Exercise goal
Scan the listing below and copy every line holding "programs".

Extracted records
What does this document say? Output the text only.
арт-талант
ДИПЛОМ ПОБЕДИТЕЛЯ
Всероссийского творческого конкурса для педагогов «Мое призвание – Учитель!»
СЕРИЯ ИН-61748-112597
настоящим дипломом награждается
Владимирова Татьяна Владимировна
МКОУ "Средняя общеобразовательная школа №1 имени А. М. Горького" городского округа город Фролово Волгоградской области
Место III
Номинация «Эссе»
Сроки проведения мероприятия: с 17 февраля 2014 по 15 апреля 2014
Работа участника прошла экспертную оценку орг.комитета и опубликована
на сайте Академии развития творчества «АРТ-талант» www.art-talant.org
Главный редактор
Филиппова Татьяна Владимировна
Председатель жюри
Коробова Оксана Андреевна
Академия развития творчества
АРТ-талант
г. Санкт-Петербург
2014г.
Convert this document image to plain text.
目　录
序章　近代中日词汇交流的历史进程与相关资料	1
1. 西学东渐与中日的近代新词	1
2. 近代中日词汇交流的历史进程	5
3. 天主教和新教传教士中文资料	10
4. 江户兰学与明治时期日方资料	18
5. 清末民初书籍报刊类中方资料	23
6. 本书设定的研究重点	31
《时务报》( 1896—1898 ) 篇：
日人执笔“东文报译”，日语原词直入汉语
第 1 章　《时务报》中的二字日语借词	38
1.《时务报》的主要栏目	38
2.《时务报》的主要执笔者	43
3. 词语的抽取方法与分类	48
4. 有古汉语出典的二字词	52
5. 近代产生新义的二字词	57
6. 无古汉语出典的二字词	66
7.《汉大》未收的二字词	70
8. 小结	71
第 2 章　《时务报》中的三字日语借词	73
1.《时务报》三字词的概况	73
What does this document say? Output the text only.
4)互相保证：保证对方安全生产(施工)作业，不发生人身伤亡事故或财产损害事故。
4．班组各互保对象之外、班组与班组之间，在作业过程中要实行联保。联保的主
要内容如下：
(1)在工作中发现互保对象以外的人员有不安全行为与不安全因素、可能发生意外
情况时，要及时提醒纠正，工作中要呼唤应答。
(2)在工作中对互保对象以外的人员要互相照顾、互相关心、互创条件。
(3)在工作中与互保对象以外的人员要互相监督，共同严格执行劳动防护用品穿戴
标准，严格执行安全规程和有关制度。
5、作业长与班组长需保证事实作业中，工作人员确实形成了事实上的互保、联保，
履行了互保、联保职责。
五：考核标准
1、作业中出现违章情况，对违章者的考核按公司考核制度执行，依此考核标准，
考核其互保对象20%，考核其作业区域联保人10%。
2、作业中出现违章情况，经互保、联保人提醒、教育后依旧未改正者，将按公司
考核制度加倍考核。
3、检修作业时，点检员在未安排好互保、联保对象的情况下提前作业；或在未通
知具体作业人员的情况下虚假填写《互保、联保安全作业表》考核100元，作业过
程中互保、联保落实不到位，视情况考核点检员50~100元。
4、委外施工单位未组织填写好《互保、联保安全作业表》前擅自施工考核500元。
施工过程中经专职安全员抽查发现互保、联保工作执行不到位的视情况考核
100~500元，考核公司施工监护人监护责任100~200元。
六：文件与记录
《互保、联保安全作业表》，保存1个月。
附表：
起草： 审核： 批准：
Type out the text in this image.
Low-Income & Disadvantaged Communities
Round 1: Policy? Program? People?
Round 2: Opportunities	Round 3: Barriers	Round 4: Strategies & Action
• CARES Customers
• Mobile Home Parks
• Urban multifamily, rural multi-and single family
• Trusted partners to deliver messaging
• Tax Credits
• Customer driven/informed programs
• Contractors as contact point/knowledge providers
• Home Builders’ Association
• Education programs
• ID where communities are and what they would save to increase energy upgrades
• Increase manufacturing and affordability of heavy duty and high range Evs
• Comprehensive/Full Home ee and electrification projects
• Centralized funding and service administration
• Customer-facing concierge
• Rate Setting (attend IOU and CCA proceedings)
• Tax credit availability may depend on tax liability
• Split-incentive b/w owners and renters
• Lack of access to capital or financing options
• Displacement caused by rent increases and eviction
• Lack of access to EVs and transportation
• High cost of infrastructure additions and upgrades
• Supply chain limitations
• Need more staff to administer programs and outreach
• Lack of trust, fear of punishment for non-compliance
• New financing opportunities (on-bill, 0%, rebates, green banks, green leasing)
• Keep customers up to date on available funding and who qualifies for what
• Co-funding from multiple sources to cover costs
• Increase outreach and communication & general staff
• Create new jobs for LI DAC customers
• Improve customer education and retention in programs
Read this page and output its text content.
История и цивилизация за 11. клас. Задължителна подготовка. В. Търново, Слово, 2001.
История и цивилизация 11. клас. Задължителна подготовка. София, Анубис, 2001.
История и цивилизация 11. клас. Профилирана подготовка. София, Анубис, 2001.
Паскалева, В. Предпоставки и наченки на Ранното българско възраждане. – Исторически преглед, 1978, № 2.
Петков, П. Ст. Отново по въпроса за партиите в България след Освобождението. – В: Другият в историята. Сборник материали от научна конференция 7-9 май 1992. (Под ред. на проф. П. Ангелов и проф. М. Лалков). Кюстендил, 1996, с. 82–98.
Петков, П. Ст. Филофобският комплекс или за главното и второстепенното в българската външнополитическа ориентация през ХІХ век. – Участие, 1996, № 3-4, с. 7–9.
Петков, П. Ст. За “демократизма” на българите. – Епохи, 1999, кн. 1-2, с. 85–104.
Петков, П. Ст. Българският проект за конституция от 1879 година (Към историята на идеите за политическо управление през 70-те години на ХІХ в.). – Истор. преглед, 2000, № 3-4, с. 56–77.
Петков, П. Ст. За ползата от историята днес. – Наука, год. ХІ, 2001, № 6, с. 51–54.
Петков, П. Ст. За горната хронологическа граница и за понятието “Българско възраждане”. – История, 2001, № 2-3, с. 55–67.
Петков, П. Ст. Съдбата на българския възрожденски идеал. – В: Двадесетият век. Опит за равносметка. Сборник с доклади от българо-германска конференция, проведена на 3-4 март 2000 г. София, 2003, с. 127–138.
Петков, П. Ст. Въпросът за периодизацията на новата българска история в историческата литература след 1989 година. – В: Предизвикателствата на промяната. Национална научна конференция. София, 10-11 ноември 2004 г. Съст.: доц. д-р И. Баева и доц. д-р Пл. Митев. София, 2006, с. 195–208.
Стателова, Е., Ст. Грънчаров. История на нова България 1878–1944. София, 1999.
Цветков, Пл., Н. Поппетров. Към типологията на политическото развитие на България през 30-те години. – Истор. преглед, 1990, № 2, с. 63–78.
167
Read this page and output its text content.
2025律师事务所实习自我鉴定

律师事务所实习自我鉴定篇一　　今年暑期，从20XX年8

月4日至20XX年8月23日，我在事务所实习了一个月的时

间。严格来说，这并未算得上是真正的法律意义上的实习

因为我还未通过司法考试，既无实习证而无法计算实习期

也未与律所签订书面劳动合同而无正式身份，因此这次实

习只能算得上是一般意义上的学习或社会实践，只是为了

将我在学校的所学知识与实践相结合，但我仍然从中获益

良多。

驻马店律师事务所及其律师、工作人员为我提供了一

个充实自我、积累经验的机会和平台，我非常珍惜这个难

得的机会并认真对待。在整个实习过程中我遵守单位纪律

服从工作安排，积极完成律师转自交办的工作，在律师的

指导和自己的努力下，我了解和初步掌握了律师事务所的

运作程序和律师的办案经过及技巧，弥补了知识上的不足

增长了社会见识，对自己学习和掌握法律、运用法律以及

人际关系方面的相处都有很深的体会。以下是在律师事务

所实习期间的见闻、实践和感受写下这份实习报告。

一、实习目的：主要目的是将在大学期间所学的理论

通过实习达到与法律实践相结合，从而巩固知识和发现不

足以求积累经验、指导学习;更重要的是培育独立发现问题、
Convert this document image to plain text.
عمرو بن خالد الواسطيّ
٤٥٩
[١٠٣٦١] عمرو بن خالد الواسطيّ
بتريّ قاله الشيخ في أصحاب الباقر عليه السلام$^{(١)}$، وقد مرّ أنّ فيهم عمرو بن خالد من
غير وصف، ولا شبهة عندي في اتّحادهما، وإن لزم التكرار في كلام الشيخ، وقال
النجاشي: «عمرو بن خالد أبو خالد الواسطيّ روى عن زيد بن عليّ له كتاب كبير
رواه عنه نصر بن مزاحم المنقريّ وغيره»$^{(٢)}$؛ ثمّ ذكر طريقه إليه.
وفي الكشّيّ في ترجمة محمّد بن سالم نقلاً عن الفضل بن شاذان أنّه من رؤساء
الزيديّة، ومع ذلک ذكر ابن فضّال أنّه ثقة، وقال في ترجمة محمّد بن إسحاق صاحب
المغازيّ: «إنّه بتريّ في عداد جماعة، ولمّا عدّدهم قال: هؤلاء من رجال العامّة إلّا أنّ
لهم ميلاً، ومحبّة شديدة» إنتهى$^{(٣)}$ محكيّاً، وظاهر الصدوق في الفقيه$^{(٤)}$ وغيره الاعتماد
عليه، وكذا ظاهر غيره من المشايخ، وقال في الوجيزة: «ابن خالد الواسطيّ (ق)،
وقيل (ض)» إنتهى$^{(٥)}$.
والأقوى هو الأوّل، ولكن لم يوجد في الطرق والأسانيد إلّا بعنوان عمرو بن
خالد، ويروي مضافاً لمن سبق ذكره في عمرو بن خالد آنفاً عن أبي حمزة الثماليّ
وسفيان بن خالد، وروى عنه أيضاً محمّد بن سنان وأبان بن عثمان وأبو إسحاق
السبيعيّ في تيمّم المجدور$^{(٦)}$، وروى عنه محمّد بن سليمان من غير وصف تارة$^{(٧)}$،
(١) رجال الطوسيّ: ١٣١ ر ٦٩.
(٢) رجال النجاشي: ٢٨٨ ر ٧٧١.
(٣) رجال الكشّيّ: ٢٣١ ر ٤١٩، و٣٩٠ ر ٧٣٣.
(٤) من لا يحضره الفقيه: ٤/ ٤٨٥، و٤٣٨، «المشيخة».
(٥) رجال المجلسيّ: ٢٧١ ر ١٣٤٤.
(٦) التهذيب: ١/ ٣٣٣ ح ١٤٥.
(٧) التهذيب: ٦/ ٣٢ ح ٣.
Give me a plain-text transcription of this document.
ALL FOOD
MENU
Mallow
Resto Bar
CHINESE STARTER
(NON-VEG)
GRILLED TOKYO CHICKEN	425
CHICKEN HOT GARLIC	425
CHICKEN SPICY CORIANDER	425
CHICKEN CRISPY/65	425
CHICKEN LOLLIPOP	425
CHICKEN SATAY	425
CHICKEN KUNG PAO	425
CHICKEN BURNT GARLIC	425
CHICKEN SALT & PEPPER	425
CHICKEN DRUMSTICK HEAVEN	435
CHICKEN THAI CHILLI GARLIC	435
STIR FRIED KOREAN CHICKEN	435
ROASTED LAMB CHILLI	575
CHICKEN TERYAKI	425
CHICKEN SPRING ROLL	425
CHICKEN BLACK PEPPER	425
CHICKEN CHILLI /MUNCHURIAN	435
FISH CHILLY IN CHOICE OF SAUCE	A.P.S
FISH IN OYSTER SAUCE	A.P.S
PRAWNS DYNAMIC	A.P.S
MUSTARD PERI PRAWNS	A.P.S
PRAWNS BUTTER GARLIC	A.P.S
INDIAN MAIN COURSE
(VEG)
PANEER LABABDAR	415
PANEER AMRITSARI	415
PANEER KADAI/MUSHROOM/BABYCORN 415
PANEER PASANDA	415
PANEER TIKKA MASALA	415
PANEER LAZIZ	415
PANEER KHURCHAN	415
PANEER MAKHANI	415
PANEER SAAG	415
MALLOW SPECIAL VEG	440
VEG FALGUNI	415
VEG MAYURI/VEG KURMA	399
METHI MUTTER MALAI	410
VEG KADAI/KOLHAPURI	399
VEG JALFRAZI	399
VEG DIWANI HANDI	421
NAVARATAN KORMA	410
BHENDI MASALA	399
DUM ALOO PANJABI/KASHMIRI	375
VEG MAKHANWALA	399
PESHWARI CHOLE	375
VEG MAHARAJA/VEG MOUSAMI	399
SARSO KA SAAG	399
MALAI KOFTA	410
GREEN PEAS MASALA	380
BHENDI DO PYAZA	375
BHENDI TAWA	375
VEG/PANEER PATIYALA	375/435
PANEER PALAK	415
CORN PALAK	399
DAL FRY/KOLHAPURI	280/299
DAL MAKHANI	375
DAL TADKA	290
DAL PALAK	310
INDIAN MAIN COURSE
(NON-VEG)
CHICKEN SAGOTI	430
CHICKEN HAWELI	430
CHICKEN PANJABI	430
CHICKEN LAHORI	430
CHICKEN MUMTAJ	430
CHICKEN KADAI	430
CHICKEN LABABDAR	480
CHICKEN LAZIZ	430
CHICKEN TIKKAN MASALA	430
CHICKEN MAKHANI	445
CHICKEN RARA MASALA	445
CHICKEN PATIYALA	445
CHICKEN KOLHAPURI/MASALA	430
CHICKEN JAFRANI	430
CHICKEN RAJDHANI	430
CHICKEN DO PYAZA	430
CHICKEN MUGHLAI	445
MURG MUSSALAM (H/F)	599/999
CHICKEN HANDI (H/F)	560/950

Complete answer
• Customer driven/informed programs
• Education programs
• Need more staff to administer programs and outreach
• Improve customer education and retention in programs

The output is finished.